(Dataset records)
________________________________________
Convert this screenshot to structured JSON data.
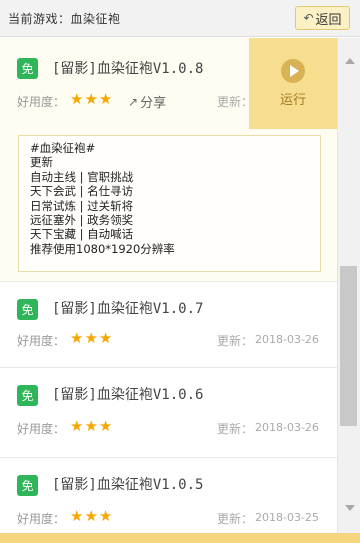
{
  "header": {
    "title": "当前游戏：血染征袍",
    "back_label": "返回"
  },
  "rating_label": "好用度：",
  "share_label": "分享",
  "update_label": "更新：",
  "run_label": "运行",
  "badge_label": "免",
  "items": [
    {
      "title": "[留影]血染征袍V1.0.8",
      "rating": 3,
      "stars": "★★★",
      "date": "",
      "description": [
        "#血染征袍#",
        "更新",
        "自动主线 | 官职挑战",
        "天下会武 | 名仕寻访",
        "日常试炼 | 过关斩将",
        "远征塞外 | 政务领奖",
        "天下宝藏 | 自动喊话",
        "推荐使用1080*1920分辨率"
      ]
    },
    {
      "title": "[留影]血染征袍V1.0.7",
      "rating": 3,
      "stars": "★★★",
      "date": "2018-03-26"
    },
    {
      "title": "[留影]血染征袍V1.0.6",
      "rating": 3,
      "stars": "★★★",
      "date": "2018-03-26"
    },
    {
      "title": "[留影]血染征袍V1.0.5",
      "rating": 3,
      "stars": "★★★",
      "date": "2018-03-25"
    }
  ],
  "icons": {
    "back": "back-arrow-icon",
    "share": "share-icon",
    "run": "play-icon"
  },
  "colors": {
    "badge": "#2fb55a",
    "run_button": "#f7dd8f",
    "star": "#f5a800"
  }
}
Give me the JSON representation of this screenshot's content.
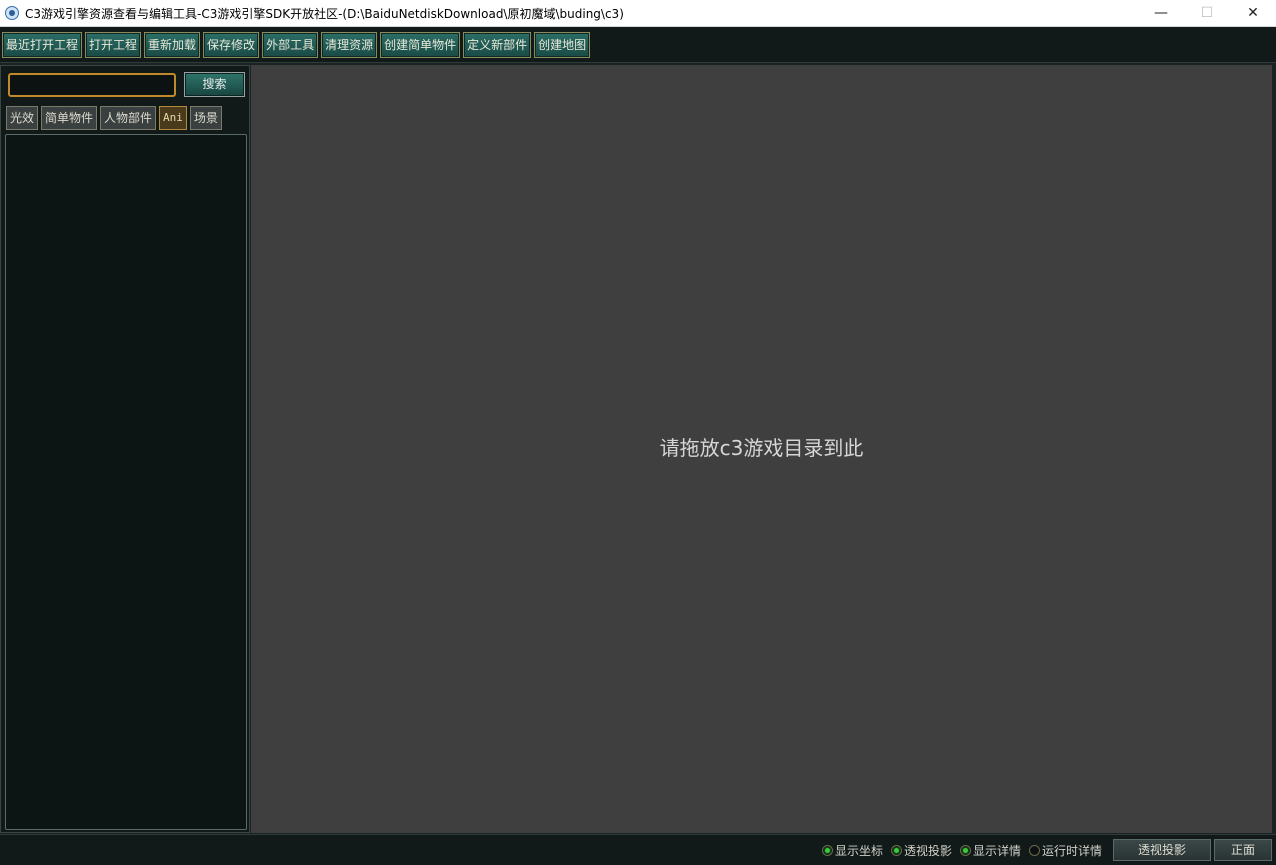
{
  "window": {
    "title": "C3游戏引擎资源查看与编辑工具-C3游戏引擎SDK开放社区-(D:\\BaiduNetdiskDownload\\原初魔域\\buding\\c3)",
    "minimize": "—",
    "maximize": "☐",
    "close": "✕"
  },
  "toolbar": {
    "buttons": [
      "最近打开工程",
      "打开工程",
      "重新加载",
      "保存修改",
      "外部工具",
      "清理资源",
      "创建简单物件",
      "定义新部件",
      "创建地图"
    ]
  },
  "left_panel": {
    "search_value": "",
    "search_label": "搜索",
    "tabs": [
      "光效",
      "简单物件",
      "人物部件",
      "Ani",
      "场景"
    ],
    "active_tab": "Ani"
  },
  "viewport": {
    "hint": "请拖放c3游戏目录到此"
  },
  "statusbar": {
    "radios": [
      {
        "label": "显示坐标",
        "checked": true
      },
      {
        "label": "透视投影",
        "checked": true
      },
      {
        "label": "显示详情",
        "checked": true
      },
      {
        "label": "运行时详情",
        "checked": false
      }
    ],
    "projection_button": "透视投影",
    "view_button": "正面"
  }
}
________________________________________
# WRITTEN INSTRUCTION
Copy all lines of the listing above that contain the string "title".

# FINISHED EXERCISE
    "title": "当前游戏：血染征袍",
      "title": "[留影]血染征袍V1.0.8",
      "title": "[留影]血染征袍V1.0.7",
      "title": "[留影]血染征袍V1.0.6",
      "title": "[留影]血染征袍V1.0.5",
    "title": "C3游戏引擎资源查看与编辑工具-C3游戏引擎SDK开放社区-(D:\\BaiduNetdiskDownload\\原初魔域\\buding\\c3)",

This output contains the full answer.